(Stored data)
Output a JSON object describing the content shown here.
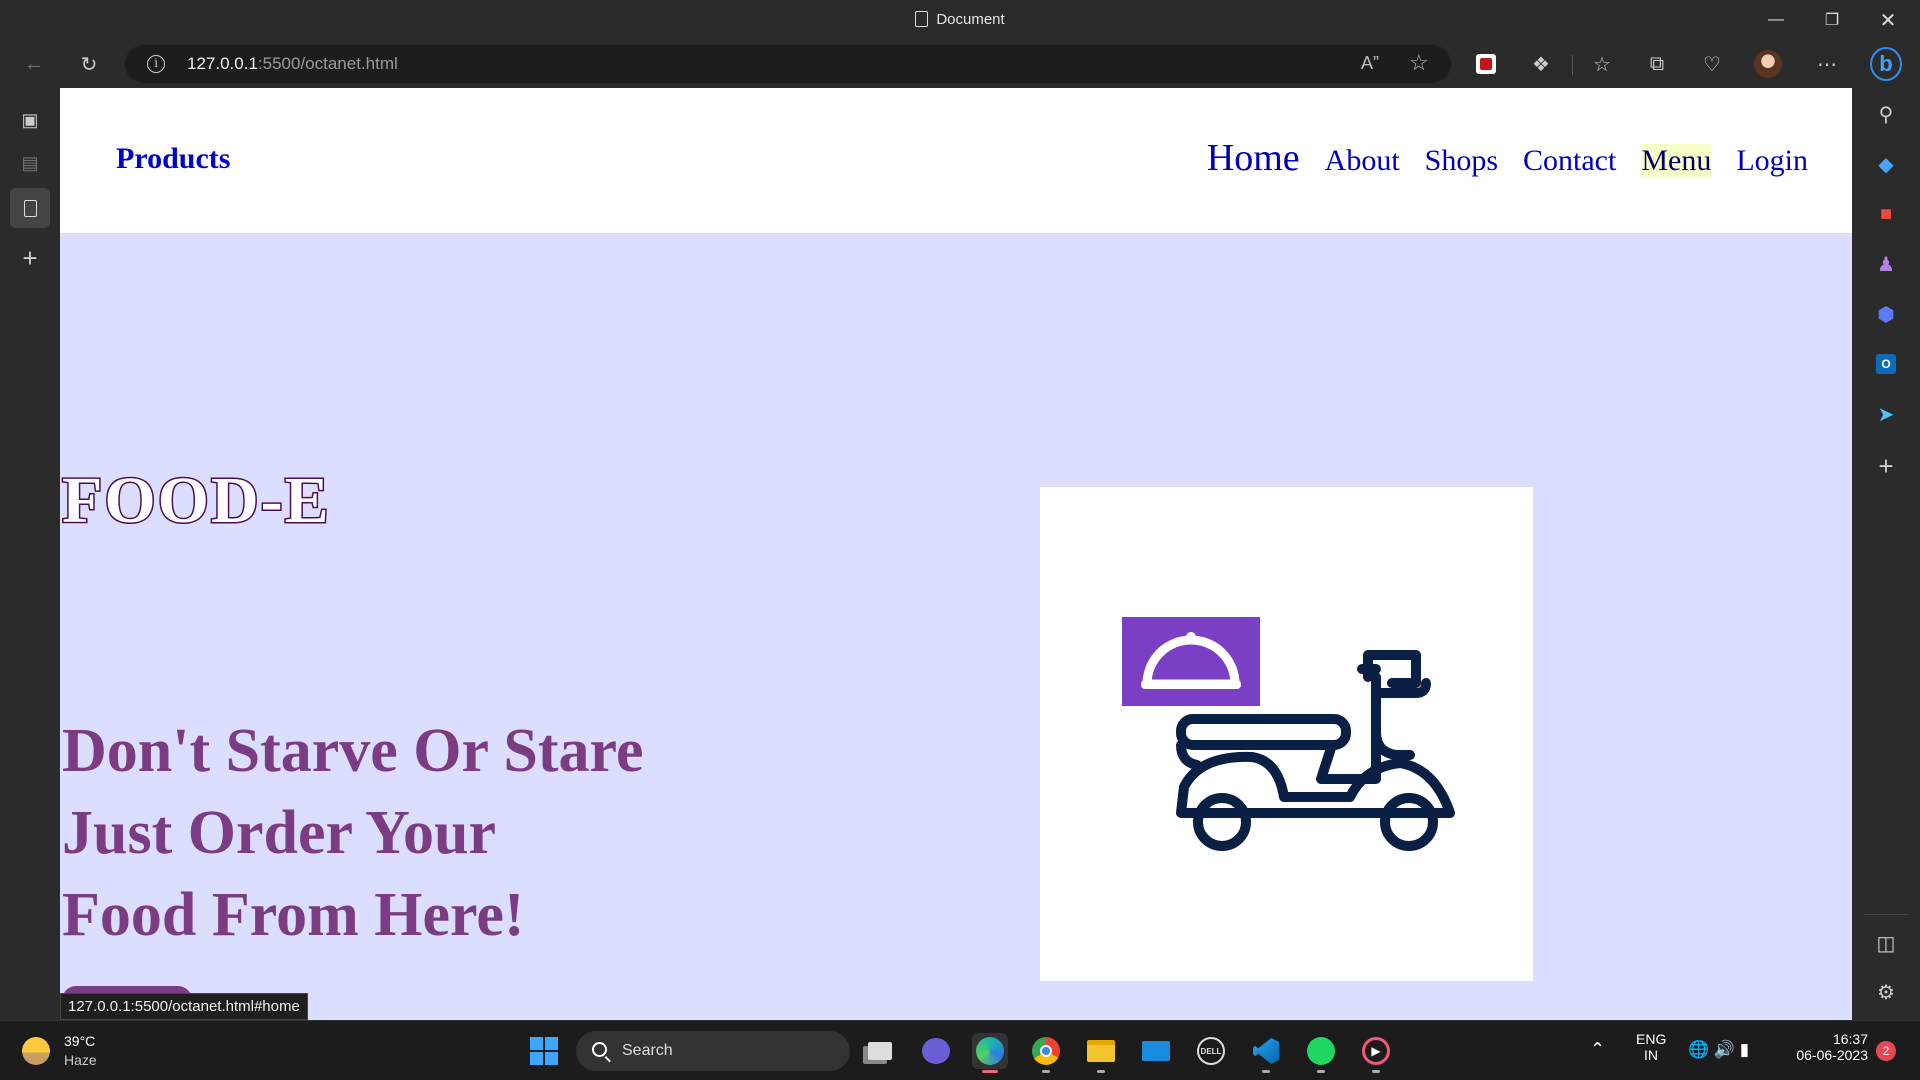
{
  "browser": {
    "window_title": "Document",
    "url_host": "127.0.0.1",
    "url_rest": ":5500/octanet.html",
    "status_link": "127.0.0.1:5500/octanet.html#home"
  },
  "site": {
    "brand": "Products",
    "nav": [
      {
        "label": "Home"
      },
      {
        "label": "About"
      },
      {
        "label": "Shops"
      },
      {
        "label": "Contact"
      },
      {
        "label": "Menu"
      },
      {
        "label": "Login"
      }
    ],
    "hero_title": "FOOD-E",
    "hero_tagline": [
      "Don't Starve Or Stare",
      "Just Order Your",
      "Food From Here!"
    ],
    "colors": {
      "page_bg": "#dcdefe",
      "nav_link": "#0000bb",
      "tagline": "#7b3c84",
      "title_outline": "#4b0b57",
      "cloche_box": "#7b3fc6",
      "scooter": "#0a1f44"
    }
  },
  "taskbar": {
    "weather_temp": "39°C",
    "weather_cond": "Haze",
    "search_label": "Search",
    "lang_top": "ENG",
    "lang_bottom": "IN",
    "time": "16:37",
    "date": "06-06-2023",
    "notifications": "2"
  }
}
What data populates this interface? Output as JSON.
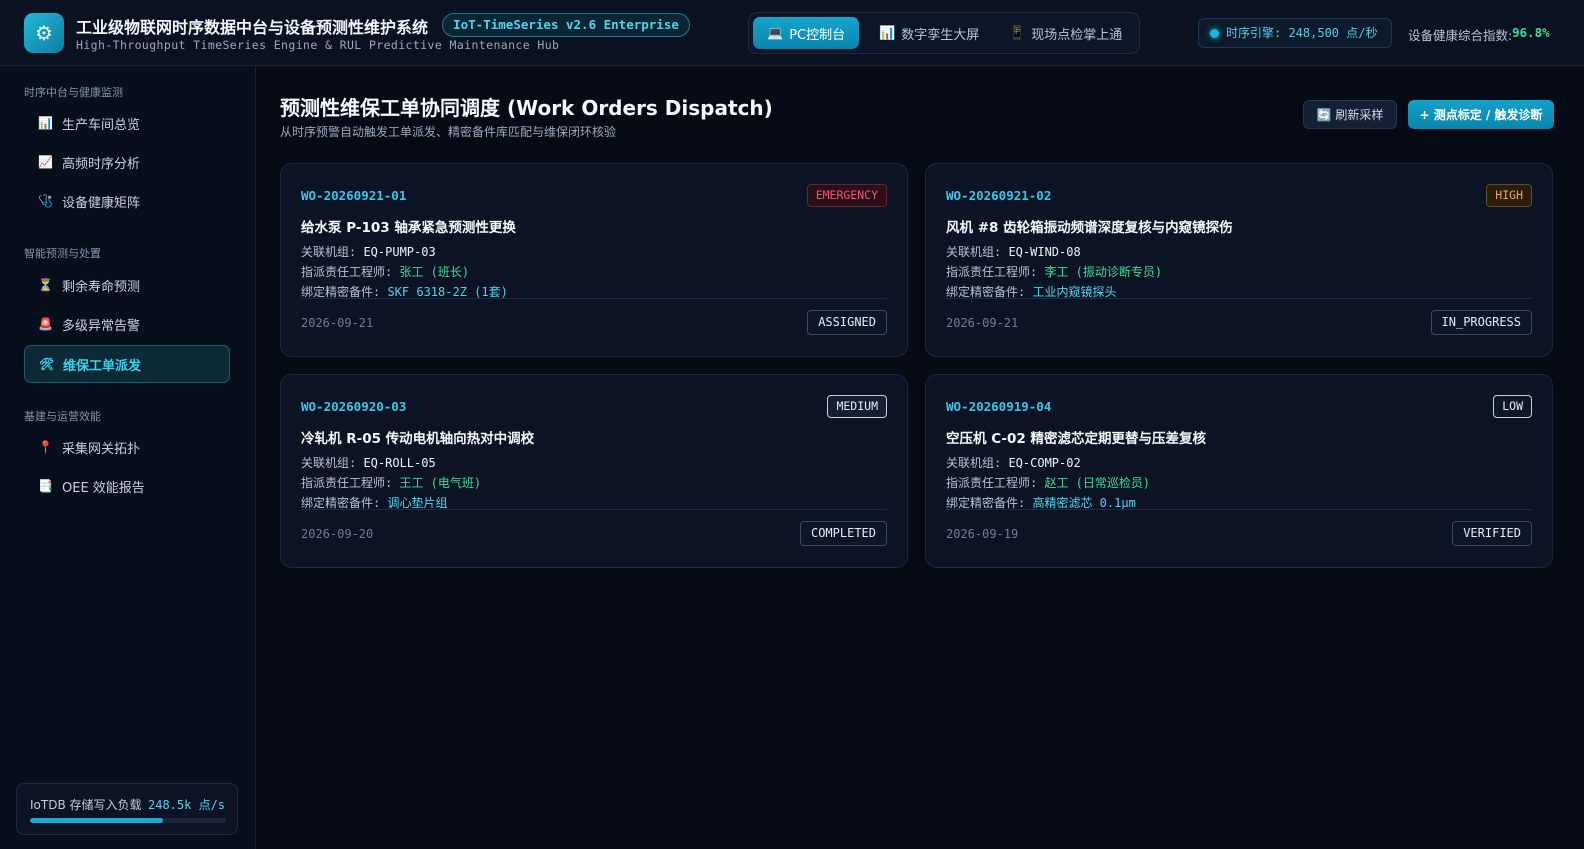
{
  "header": {
    "logo_icon": "gear-icon",
    "title": "工业级物联网时序数据中台与设备预测性维护系统",
    "version_badge": "IoT-TimeSeries v2.6 Enterprise",
    "subtitle": "High-Throughput TimeSeries Engine & RUL Predictive Maintenance Hub",
    "views": [
      {
        "icon": "💻",
        "label": "PC控制台",
        "active": true
      },
      {
        "icon": "📊",
        "label": "数字孪生大屏",
        "active": false
      },
      {
        "icon": "📱",
        "label": "现场点检掌上通",
        "active": false
      }
    ],
    "engine_status": "时序引擎: 248,500 点/秒",
    "health_label": "设备健康综合指数:",
    "health_value": "96.8%"
  },
  "sidebar": {
    "groups": [
      {
        "title": "时序中台与健康监测",
        "items": [
          {
            "icon": "📊",
            "label": "生产车间总览"
          },
          {
            "icon": "📈",
            "label": "高频时序分析"
          },
          {
            "icon": "🩺",
            "label": "设备健康矩阵"
          }
        ]
      },
      {
        "title": "智能预测与处置",
        "items": [
          {
            "icon": "⏳",
            "label": "剩余寿命预测"
          },
          {
            "icon": "🚨",
            "label": "多级异常告警"
          },
          {
            "icon": "🛠",
            "label": "维保工单派发",
            "active": true
          }
        ]
      },
      {
        "title": "基建与运营效能",
        "items": [
          {
            "icon": "📍",
            "label": "采集网关拓扑"
          },
          {
            "icon": "📑",
            "label": "OEE 效能报告"
          }
        ]
      }
    ],
    "load": {
      "label": "IoTDB 存储写入负载",
      "value": "248.5k 点/s",
      "fill_fraction": 0.68
    }
  },
  "main": {
    "title": "预测性维保工单协同调度 (Work Orders Dispatch)",
    "description": "从时序预警自动触发工单派发、精密备件库匹配与维保闭环核验",
    "refresh_label": "🔄 刷新采样",
    "primary_label": "+ 测点标定 / 触发诊断",
    "field_labels": {
      "equipment": "关联机组: ",
      "engineer": "指派责任工程师: ",
      "parts": "绑定精密备件: "
    },
    "orders": [
      {
        "id": "WO-20260921-01",
        "priority": "EMERGENCY",
        "title": "给水泵 P-103 轴承紧急预测性更换",
        "equipment": "EQ-PUMP-03",
        "engineer": "张工 (班长)",
        "parts": "SKF 6318-2Z (1套)",
        "date": "2026-09-21",
        "status": "ASSIGNED"
      },
      {
        "id": "WO-20260921-02",
        "priority": "HIGH",
        "title": "风机 #8 齿轮箱振动频谱深度复核与内窥镜探伤",
        "equipment": "EQ-WIND-08",
        "engineer": "李工 (振动诊断专员)",
        "parts": "工业内窥镜探头",
        "date": "2026-09-21",
        "status": "IN_PROGRESS"
      },
      {
        "id": "WO-20260920-03",
        "priority": "MEDIUM",
        "title": "冷轧机 R-05 传动电机轴向热对中调校",
        "equipment": "EQ-ROLL-05",
        "engineer": "王工 (电气班)",
        "parts": "调心垫片组",
        "date": "2026-09-20",
        "status": "COMPLETED"
      },
      {
        "id": "WO-20260919-04",
        "priority": "LOW",
        "title": "空压机 C-02 精密滤芯定期更替与压差复核",
        "equipment": "EQ-COMP-02",
        "engineer": "赵工 (日常巡检员)",
        "parts": "高精密滤芯 0.1μm",
        "date": "2026-09-19",
        "status": "VERIFIED"
      }
    ]
  }
}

__EXERCISE PROMPT__
Without the pictures, extract every entry verbatim.

__EXERCISE OUTPUT__
Output a JSON object describing the content shown here.
{
  "browser": {
    "window_title": "Document",
    "url_host": "127.0.0.1",
    "url_rest": ":5500/octanet.html",
    "status_link": "127.0.0.1:5500/octanet.html#home"
  },
  "site": {
    "brand": "Products",
    "nav": [
      {
        "label": "Home"
      },
      {
        "label": "About"
      },
      {
        "label": "Shops"
      },
      {
        "label": "Contact"
      },
      {
        "label": "Menu"
      },
      {
        "label": "Login"
      }
    ],
    "hero_title": "FOOD-E",
    "hero_tagline": [
      "Don't Starve Or Stare",
      "Just Order Your",
      "Food From Here!"
    ],
    "colors": {
      "page_bg": "#dcdefe",
      "nav_link": "#0000bb",
      "tagline": "#7b3c84",
      "title_outline": "#4b0b57",
      "cloche_box": "#7b3fc6",
      "scooter": "#0a1f44"
    }
  },
  "taskbar": {
    "weather_temp": "39°C",
    "weather_cond": "Haze",
    "search_label": "Search",
    "lang_top": "ENG",
    "lang_bottom": "IN",
    "time": "16:37",
    "date": "06-06-2023",
    "notifications": "2"
  }
}
What data populates this interface? Output as JSON.
{
  "header": {
    "logo_icon": "gear-icon",
    "title": "工业级物联网时序数据中台与设备预测性维护系统",
    "version_badge": "IoT-TimeSeries v2.6 Enterprise",
    "subtitle": "High-Throughput TimeSeries Engine & RUL Predictive Maintenance Hub",
    "views": [
      {
        "icon": "💻",
        "label": "PC控制台",
        "active": true
      },
      {
        "icon": "📊",
        "label": "数字孪生大屏",
        "active": false
      },
      {
        "icon": "📱",
        "label": "现场点检掌上通",
        "active": false
      }
    ],
    "engine_status": "时序引擎: 248,500 点/秒",
    "health_label": "设备健康综合指数:",
    "health_value": "96.8%"
  },
  "sidebar": {
    "groups": [
      {
        "title": "时序中台与健康监测",
        "items": [
          {
            "icon": "📊",
            "label": "生产车间总览"
          },
          {
            "icon": "📈",
            "label": "高频时序分析"
          },
          {
            "icon": "🩺",
            "label": "设备健康矩阵"
          }
        ]
      },
      {
        "title": "智能预测与处置",
        "items": [
          {
            "icon": "⏳",
            "label": "剩余寿命预测"
          },
          {
            "icon": "🚨",
            "label": "多级异常告警"
          },
          {
            "icon": "🛠",
            "label": "维保工单派发",
            "active": true
          }
        ]
      },
      {
        "title": "基建与运营效能",
        "items": [
          {
            "icon": "📍",
            "label": "采集网关拓扑"
          },
          {
            "icon": "📑",
            "label": "OEE 效能报告"
          }
        ]
      }
    ],
    "load": {
      "label": "IoTDB 存储写入负载",
      "value": "248.5k 点/s",
      "fill_fraction": 0.68
    }
  },
  "main": {
    "title": "预测性维保工单协同调度 (Work Orders Dispatch)",
    "description": "从时序预警自动触发工单派发、精密备件库匹配与维保闭环核验",
    "refresh_label": "🔄 刷新采样",
    "primary_label": "+ 测点标定 / 触发诊断",
    "field_labels": {
      "equipment": "关联机组: ",
      "engineer": "指派责任工程师: ",
      "parts": "绑定精密备件: "
    },
    "orders": [
      {
        "id": "WO-20260921-01",
        "priority": "EMERGENCY",
        "title": "给水泵 P-103 轴承紧急预测性更换",
        "equipment": "EQ-PUMP-03",
        "engineer": "张工 (班长)",
        "parts": "SKF 6318-2Z (1套)",
        "date": "2026-09-21",
        "status": "ASSIGNED"
      },
      {
        "id": "WO-20260921-02",
        "priority": "HIGH",
        "title": "风机 #8 齿轮箱振动频谱深度复核与内窥镜探伤",
        "equipment": "EQ-WIND-08",
        "engineer": "李工 (振动诊断专员)",
        "parts": "工业内窥镜探头",
        "date": "2026-09-21",
        "status": "IN_PROGRESS"
      },
      {
        "id": "WO-20260920-03",
        "priority": "MEDIUM",
        "title": "冷轧机 R-05 传动电机轴向热对中调校",
        "equipment": "EQ-ROLL-05",
        "engineer": "王工 (电气班)",
        "parts": "调心垫片组",
        "date": "2026-09-20",
        "status": "COMPLETED"
      },
      {
        "id": "WO-20260919-04",
        "priority": "LOW",
        "title": "空压机 C-02 精密滤芯定期更替与压差复核",
        "equipment": "EQ-COMP-02",
        "engineer": "赵工 (日常巡检员)",
        "parts": "高精密滤芯 0.1μm",
        "date": "2026-09-19",
        "status": "VERIFIED"
      }
    ]
  }
}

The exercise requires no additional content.